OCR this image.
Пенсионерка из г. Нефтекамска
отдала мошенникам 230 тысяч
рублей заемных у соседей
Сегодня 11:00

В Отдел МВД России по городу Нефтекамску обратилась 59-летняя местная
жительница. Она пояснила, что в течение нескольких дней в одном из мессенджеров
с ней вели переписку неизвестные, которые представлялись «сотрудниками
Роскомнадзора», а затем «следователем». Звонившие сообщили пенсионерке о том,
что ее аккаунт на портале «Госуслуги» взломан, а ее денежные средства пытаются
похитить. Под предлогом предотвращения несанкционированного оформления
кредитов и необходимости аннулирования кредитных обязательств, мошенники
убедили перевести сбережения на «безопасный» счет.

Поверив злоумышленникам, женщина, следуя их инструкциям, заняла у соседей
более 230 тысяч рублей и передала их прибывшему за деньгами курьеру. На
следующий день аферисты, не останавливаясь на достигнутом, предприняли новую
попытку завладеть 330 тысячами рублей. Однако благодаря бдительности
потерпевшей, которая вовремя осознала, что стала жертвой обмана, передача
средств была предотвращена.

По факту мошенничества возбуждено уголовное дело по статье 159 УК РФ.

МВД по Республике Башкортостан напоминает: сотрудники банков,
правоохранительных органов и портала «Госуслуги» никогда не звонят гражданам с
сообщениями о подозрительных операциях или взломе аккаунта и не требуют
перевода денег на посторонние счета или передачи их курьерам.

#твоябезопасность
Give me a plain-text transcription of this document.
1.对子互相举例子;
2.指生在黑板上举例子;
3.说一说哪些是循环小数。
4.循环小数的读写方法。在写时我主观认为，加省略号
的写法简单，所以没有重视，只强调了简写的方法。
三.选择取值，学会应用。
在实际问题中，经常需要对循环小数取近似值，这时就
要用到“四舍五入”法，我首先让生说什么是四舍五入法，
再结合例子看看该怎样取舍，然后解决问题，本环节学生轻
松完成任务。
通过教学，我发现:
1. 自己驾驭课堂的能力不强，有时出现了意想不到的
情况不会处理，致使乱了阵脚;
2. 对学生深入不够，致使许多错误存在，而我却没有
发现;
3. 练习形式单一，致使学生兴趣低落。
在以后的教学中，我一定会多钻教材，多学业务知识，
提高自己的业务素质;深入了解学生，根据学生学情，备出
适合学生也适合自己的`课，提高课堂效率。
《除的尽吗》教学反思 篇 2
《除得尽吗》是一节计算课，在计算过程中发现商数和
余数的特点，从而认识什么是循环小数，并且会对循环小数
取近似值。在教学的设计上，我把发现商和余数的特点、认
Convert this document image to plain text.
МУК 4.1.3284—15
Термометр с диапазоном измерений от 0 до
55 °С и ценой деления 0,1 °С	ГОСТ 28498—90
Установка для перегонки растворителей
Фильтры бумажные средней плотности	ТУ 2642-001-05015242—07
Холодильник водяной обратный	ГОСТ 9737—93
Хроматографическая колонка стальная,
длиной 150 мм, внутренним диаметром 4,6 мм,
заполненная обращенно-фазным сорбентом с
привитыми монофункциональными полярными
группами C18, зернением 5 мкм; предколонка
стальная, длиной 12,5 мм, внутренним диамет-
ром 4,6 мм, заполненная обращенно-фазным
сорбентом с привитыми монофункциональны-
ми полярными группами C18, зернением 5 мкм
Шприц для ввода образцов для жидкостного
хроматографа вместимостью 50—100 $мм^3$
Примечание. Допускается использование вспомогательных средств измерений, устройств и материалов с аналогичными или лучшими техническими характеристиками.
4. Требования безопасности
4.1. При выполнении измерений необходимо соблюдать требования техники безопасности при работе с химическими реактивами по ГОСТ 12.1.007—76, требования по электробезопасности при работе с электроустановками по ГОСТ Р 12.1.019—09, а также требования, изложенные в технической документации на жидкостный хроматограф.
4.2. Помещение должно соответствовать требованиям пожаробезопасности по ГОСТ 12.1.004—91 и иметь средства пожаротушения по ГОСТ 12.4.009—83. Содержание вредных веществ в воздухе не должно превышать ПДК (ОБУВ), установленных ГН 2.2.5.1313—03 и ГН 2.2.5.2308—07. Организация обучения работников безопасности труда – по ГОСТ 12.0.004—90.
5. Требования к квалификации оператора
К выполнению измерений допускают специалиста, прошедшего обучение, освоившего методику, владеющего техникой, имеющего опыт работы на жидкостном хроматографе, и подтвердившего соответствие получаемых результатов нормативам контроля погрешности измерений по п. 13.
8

What is needed: Copy each line of the records above that carries the word "стальная".

Task output:
Хроматографическая колонка стальная,
стальная, длиной 12,5 мм, внутренним диамет-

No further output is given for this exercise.